## WHAT YOU NEED TO DO
Extract every line from the records below that contains the word "Ratios".

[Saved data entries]
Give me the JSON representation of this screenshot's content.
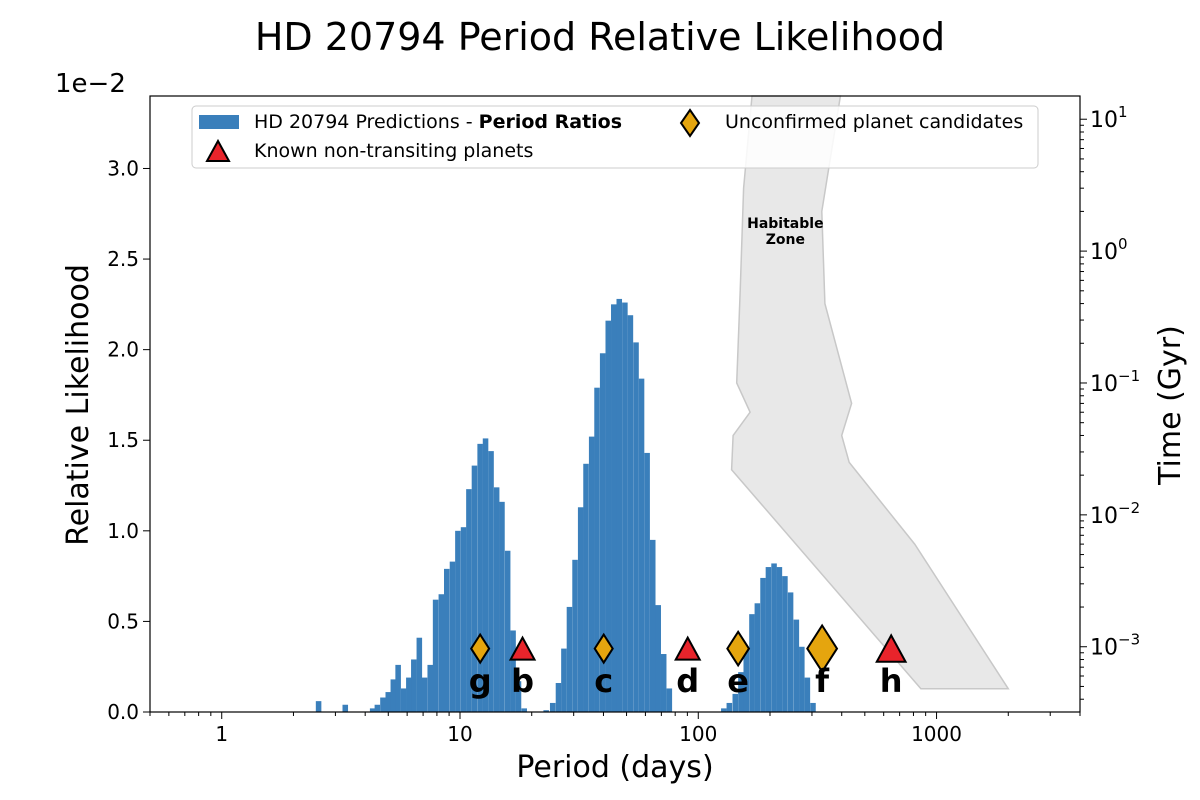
{
  "chart_data": {
    "type": "bar",
    "title": "HD 20794 Period Relative Likelihood",
    "xlabel": "Period (days)",
    "ylabel": "Relative Likelihood",
    "y2label": "Time (Gyr)",
    "y_offset_text": "1e−2",
    "x_scale": "log",
    "xlim": [
      0.5,
      4000
    ],
    "ylim": [
      0,
      0.034
    ],
    "y2_scale": "log",
    "y2lim": [
      0.00032,
      15
    ],
    "x_ticks": [
      {
        "value": 1,
        "label": "1"
      },
      {
        "value": 10,
        "label": "10"
      },
      {
        "value": 100,
        "label": "100"
      },
      {
        "value": 1000,
        "label": "1000"
      }
    ],
    "y_ticks": [
      {
        "value": 0.0,
        "label": "0.0"
      },
      {
        "value": 0.005,
        "label": "0.5"
      },
      {
        "value": 0.01,
        "label": "1.0"
      },
      {
        "value": 0.015,
        "label": "1.5"
      },
      {
        "value": 0.02,
        "label": "2.0"
      },
      {
        "value": 0.025,
        "label": "2.5"
      },
      {
        "value": 0.03,
        "label": "3.0"
      }
    ],
    "y2_ticks": [
      {
        "value": 0.001,
        "base": "10",
        "exp": "−3"
      },
      {
        "value": 0.01,
        "base": "10",
        "exp": "−2"
      },
      {
        "value": 0.1,
        "base": "10",
        "exp": "−1"
      },
      {
        "value": 1,
        "base": "10",
        "exp": "0"
      },
      {
        "value": 10,
        "base": "10",
        "exp": "1"
      }
    ],
    "series": [
      {
        "name": "HD 20794 Predictions - ",
        "name_bold": "Period Ratios",
        "color": "#3a7fbb",
        "bins": [
          [
            2.55,
            0.0006
          ],
          [
            3.3,
            0.0004
          ],
          [
            4.3,
            0.0002
          ],
          [
            4.5,
            0.0004
          ],
          [
            4.75,
            0.0008
          ],
          [
            5.0,
            0.0011
          ],
          [
            5.25,
            0.0018
          ],
          [
            5.5,
            0.0026
          ],
          [
            5.8,
            0.0013
          ],
          [
            6.1,
            0.0019
          ],
          [
            6.4,
            0.0029
          ],
          [
            6.75,
            0.0041
          ],
          [
            7.1,
            0.0019
          ],
          [
            7.5,
            0.0026
          ],
          [
            7.9,
            0.0062
          ],
          [
            8.35,
            0.0065
          ],
          [
            8.8,
            0.0079
          ],
          [
            9.3,
            0.0083
          ],
          [
            9.8,
            0.01
          ],
          [
            10.35,
            0.0102
          ],
          [
            10.9,
            0.0123
          ],
          [
            11.5,
            0.0136
          ],
          [
            12.15,
            0.0148
          ],
          [
            12.8,
            0.0151
          ],
          [
            13.5,
            0.0144
          ],
          [
            14.25,
            0.0124
          ],
          [
            15.0,
            0.0116
          ],
          [
            15.85,
            0.0089
          ],
          [
            16.7,
            0.0045
          ],
          [
            17.6,
            0.0017
          ],
          [
            18.6,
            0.0002
          ],
          [
            23.0,
            0.0001
          ],
          [
            24.5,
            0.0005
          ],
          [
            25.9,
            0.0016
          ],
          [
            27.3,
            0.0035
          ],
          [
            28.8,
            0.0058
          ],
          [
            30.4,
            0.0084
          ],
          [
            32.1,
            0.0113
          ],
          [
            33.8,
            0.0137
          ],
          [
            35.7,
            0.0152
          ],
          [
            37.6,
            0.0179
          ],
          [
            39.7,
            0.0198
          ],
          [
            41.9,
            0.0216
          ],
          [
            44.2,
            0.0225
          ],
          [
            46.6,
            0.0228
          ],
          [
            49.2,
            0.0226
          ],
          [
            51.9,
            0.0219
          ],
          [
            54.8,
            0.0204
          ],
          [
            57.8,
            0.0184
          ],
          [
            61.0,
            0.0143
          ],
          [
            64.4,
            0.0095
          ],
          [
            67.9,
            0.0059
          ],
          [
            71.6,
            0.0032
          ],
          [
            75.6,
            0.0013
          ],
          [
            128,
            0.0002
          ],
          [
            135,
            0.0005
          ],
          [
            143,
            0.001
          ],
          [
            151,
            0.0022
          ],
          [
            159,
            0.0036
          ],
          [
            168,
            0.0054
          ],
          [
            177,
            0.006
          ],
          [
            187,
            0.0074
          ],
          [
            197,
            0.008
          ],
          [
            208,
            0.0082
          ],
          [
            219,
            0.008
          ],
          [
            231,
            0.0075
          ],
          [
            244,
            0.0066
          ],
          [
            258,
            0.0051
          ],
          [
            272,
            0.0036
          ],
          [
            287,
            0.0019
          ],
          [
            303,
            0.0005
          ]
        ]
      }
    ],
    "planets": [
      {
        "letter": "g",
        "period": 12.15,
        "type": "candidate",
        "size": 1.0
      },
      {
        "letter": "b",
        "period": 18.3,
        "type": "known",
        "size": 1.0
      },
      {
        "letter": "c",
        "period": 40.1,
        "type": "candidate",
        "size": 1.0
      },
      {
        "letter": "d",
        "period": 90.3,
        "type": "known",
        "size": 1.0
      },
      {
        "letter": "e",
        "period": 147.0,
        "type": "candidate",
        "size": 1.2
      },
      {
        "letter": "f",
        "period": 331.0,
        "type": "candidate",
        "size": 1.65
      },
      {
        "letter": "h",
        "period": 645.0,
        "type": "known",
        "size": 1.2
      }
    ],
    "planet_marker_y": 0.0035,
    "planet_letter_y": 0.0017,
    "legend": {
      "position": "upper-center",
      "entries": [
        {
          "label": "HD 20794 Predictions - ",
          "bold": "Period Ratios",
          "marker": "bar",
          "color": "#3a7fbb"
        },
        {
          "label": "Unconfirmed planet candidates",
          "marker": "diamond",
          "color": "#e5a50e"
        },
        {
          "label": "Known non-transiting planets",
          "marker": "triangle",
          "color": "#e8242b"
        }
      ]
    },
    "habitable_zone": {
      "label_line1": "Habitable",
      "label_line2": "Zone",
      "label_period": 232,
      "label_time": 1.5,
      "color": "#e8e8e8",
      "edge_color": "#c8c8c8",
      "boundary": [
        [
          860,
          0.00048
        ],
        [
          2000,
          0.00048
        ],
        [
          810,
          0.006
        ],
        [
          430,
          0.025
        ],
        [
          400,
          0.04
        ],
        [
          440,
          0.07
        ],
        [
          340,
          0.4
        ],
        [
          330,
          2
        ],
        [
          395,
          15
        ],
        [
          168,
          15
        ],
        [
          155,
          3
        ],
        [
          150,
          0.5
        ],
        [
          145,
          0.1
        ],
        [
          165,
          0.06
        ],
        [
          140,
          0.04
        ],
        [
          138,
          0.022
        ]
      ]
    },
    "colors": {
      "bar": "#3a7fbb",
      "known_planet": "#e8242b",
      "candidate": "#e5a50e"
    }
  }
}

## TASK SOLUTION
        "name_bold": "Period Ratios",
          "bold": "Period Ratios",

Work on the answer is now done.